* **Data records**
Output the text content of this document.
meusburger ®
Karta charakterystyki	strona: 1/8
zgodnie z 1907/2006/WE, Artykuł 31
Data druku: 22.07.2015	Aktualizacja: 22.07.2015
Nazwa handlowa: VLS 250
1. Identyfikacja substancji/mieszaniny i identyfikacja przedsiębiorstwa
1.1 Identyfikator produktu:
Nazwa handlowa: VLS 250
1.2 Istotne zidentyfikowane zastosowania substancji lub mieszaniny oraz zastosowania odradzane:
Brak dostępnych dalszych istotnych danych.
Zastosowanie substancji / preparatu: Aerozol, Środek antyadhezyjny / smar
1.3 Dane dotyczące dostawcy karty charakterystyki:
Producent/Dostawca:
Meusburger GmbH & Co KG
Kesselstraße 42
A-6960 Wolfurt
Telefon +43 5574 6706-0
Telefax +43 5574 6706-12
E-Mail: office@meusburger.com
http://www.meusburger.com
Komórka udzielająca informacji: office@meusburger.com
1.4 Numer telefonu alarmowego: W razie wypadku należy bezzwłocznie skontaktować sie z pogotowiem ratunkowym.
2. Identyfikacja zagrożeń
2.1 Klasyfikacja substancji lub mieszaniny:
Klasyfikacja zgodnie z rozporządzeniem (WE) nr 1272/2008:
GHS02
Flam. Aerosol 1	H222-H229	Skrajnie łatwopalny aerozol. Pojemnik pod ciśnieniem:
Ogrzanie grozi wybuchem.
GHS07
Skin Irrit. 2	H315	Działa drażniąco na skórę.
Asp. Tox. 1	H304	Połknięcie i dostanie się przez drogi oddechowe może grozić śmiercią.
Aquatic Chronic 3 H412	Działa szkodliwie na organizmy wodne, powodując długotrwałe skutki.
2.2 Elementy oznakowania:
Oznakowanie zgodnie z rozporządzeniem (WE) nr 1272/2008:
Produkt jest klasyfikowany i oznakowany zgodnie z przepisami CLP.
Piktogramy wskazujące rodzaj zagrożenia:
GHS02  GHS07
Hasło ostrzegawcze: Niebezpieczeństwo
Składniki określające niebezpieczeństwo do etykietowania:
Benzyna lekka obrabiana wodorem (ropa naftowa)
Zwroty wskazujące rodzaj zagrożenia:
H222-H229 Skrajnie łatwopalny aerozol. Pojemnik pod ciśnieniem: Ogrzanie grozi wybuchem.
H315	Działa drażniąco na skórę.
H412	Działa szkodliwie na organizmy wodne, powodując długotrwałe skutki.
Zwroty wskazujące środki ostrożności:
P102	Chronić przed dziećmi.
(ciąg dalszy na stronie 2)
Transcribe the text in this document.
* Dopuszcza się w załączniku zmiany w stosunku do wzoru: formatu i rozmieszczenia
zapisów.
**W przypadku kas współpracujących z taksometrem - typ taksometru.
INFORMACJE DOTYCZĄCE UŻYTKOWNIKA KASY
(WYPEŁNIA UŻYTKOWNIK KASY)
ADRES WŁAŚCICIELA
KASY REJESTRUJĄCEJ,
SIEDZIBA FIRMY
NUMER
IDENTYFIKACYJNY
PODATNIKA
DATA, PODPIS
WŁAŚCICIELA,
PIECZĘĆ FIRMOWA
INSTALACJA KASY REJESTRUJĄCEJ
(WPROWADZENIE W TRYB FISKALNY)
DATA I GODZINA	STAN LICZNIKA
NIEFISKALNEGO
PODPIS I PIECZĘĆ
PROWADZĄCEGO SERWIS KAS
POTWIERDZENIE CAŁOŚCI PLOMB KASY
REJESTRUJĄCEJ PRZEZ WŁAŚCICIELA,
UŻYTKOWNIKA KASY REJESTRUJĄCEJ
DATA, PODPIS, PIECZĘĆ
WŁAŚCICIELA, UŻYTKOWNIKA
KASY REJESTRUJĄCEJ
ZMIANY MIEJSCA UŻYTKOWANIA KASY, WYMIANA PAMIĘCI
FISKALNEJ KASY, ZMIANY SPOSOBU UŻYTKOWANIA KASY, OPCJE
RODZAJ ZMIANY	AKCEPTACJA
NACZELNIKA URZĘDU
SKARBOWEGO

* **Brief**
Please restate the records in full, word for word.

* **Full output**
Output the text content of this document.
meusburger ®
Karta charakterystyki	strona: 1/8
zgodnie z 1907/2006/WE, Artykuł 31
Data druku: 22.07.2015	Aktualizacja: 22.07.2015
Nazwa handlowa: VLS 250
1. Identyfikacja substancji/mieszaniny i identyfikacja przedsiębiorstwa
1.1 Identyfikator produktu:
Nazwa handlowa: VLS 250
1.2 Istotne zidentyfikowane zastosowania substancji lub mieszaniny oraz zastosowania odradzane:
Brak dostępnych dalszych istotnych danych.
Zastosowanie substancji / preparatu: Aerozol, Środek antyadhezyjny / smar
1.3 Dane dotyczące dostawcy karty charakterystyki:
Producent/Dostawca:
Meusburger GmbH & Co KG
Kesselstraße 42
A-6960 Wolfurt
Telefon +43 5574 6706-0
Telefax +43 5574 6706-12
E-Mail: office@meusburger.com
http://www.meusburger.com
Komórka udzielająca informacji: office@meusburger.com
1.4 Numer telefonu alarmowego: W razie wypadku należy bezzwłocznie skontaktować sie z pogotowiem ratunkowym.
2. Identyfikacja zagrożeń
2.1 Klasyfikacja substancji lub mieszaniny:
Klasyfikacja zgodnie z rozporządzeniem (WE) nr 1272/2008:
GHS02
Flam. Aerosol 1	H222-H229	Skrajnie łatwopalny aerozol. Pojemnik pod ciśnieniem:
Ogrzanie grozi wybuchem.
GHS07
Skin Irrit. 2	H315	Działa drażniąco na skórę.
Asp. Tox. 1	H304	Połknięcie i dostanie się przez drogi oddechowe może grozić śmiercią.
Aquatic Chronic 3 H412	Działa szkodliwie na organizmy wodne, powodując długotrwałe skutki.
2.2 Elementy oznakowania:
Oznakowanie zgodnie z rozporządzeniem (WE) nr 1272/2008:
Produkt jest klasyfikowany i oznakowany zgodnie z przepisami CLP.
Piktogramy wskazujące rodzaj zagrożenia:
GHS02  GHS07
Hasło ostrzegawcze: Niebezpieczeństwo
Składniki określające niebezpieczeństwo do etykietowania:
Benzyna lekka obrabiana wodorem (ropa naftowa)
Zwroty wskazujące rodzaj zagrożenia:
H222-H229 Skrajnie łatwopalny aerozol. Pojemnik pod ciśnieniem: Ogrzanie grozi wybuchem.
H315	Działa drażniąco na skórę.
H412	Działa szkodliwie na organizmy wodne, powodując długotrwałe skutki.
Zwroty wskazujące środki ostrożności:
P102	Chronić przed dziećmi.
(ciąg dalszy na stronie 2)
Transcribe the text in this document.
* Dopuszcza się w załączniku zmiany w stosunku do wzoru: formatu i rozmieszczenia
zapisów.
**W przypadku kas współpracujących z taksometrem - typ taksometru.
INFORMACJE DOTYCZĄCE UŻYTKOWNIKA KASY
(WYPEŁNIA UŻYTKOWNIK KASY)
ADRES WŁAŚCICIELA
KASY REJESTRUJĄCEJ,
SIEDZIBA FIRMY
NUMER
IDENTYFIKACYJNY
PODATNIKA
DATA, PODPIS
WŁAŚCICIELA,
PIECZĘĆ FIRMOWA
INSTALACJA KASY REJESTRUJĄCEJ
(WPROWADZENIE W TRYB FISKALNY)
DATA I GODZINA	STAN LICZNIKA
NIEFISKALNEGO
PODPIS I PIECZĘĆ
PROWADZĄCEGO SERWIS KAS
POTWIERDZENIE CAŁOŚCI PLOMB KASY
REJESTRUJĄCEJ PRZEZ WŁAŚCICIELA,
UŻYTKOWNIKA KASY REJESTRUJĄCEJ
DATA, PODPIS, PIECZĘĆ
WŁAŚCICIELA, UŻYTKOWNIKA
KASY REJESTRUJĄCEJ
ZMIANY MIEJSCA UŻYTKOWANIA KASY, WYMIANA PAMIĘCI
FISKALNEJ KASY, ZMIANY SPOSOBU UŻYTKOWANIA KASY, OPCJE
RODZAJ ZMIANY	AKCEPTACJA
NACZELNIKA URZĘDU
SKARBOWEGO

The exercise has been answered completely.